_REQUIRED WORK_. Locate the word "JSON" in the data below, then copy every line that holds it.
── DATA LINES ──
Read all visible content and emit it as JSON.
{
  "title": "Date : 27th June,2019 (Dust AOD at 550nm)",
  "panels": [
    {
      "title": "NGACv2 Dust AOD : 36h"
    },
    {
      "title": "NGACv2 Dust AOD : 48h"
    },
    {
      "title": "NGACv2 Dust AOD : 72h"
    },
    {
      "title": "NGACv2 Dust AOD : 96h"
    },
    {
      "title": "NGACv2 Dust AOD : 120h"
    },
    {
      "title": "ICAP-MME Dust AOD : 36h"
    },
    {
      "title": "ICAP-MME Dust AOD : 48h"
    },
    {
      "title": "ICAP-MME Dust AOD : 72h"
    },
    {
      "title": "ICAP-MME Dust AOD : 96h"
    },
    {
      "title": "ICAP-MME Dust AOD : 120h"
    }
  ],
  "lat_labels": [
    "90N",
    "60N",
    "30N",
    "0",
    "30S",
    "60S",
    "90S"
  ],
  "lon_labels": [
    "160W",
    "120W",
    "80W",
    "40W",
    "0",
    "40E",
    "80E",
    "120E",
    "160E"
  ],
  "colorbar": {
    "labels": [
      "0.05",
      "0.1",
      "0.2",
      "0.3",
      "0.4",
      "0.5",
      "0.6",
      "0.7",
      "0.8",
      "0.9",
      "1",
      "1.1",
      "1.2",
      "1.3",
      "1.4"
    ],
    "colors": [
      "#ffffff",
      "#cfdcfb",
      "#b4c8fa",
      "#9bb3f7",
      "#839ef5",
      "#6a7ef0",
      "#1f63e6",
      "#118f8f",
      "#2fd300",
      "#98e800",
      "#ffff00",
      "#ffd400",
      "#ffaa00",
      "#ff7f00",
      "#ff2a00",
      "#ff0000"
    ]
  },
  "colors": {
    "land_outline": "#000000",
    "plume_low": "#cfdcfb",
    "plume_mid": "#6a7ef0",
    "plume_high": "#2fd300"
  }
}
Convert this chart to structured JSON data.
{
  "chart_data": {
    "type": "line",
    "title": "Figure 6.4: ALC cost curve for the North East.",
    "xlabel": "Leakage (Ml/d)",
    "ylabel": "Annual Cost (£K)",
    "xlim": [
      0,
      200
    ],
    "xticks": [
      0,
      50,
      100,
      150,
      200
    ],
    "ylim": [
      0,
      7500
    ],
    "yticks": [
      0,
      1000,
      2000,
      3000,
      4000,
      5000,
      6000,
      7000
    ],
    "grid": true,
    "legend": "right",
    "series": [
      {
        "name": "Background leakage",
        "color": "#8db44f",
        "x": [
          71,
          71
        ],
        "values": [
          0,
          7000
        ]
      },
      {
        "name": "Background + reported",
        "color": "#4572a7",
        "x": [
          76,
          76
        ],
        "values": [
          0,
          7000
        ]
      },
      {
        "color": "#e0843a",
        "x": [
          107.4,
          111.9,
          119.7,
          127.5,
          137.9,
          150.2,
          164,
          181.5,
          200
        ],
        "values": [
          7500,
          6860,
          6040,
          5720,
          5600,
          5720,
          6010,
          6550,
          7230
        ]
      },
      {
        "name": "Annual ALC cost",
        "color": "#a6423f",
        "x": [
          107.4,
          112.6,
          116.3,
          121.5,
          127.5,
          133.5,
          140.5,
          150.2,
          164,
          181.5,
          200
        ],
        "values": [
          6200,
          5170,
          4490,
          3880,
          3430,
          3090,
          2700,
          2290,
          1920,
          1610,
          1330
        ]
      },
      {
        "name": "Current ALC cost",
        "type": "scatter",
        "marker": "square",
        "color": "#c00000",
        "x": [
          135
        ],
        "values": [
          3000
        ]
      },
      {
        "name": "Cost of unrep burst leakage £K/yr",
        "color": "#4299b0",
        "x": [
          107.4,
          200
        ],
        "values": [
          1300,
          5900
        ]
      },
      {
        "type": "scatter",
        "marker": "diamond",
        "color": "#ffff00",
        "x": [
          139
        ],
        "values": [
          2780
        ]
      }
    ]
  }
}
───
_COMPLETE OUTPUT_.
Read all visible content and emit it as JSON.
Convert this chart to structured JSON data.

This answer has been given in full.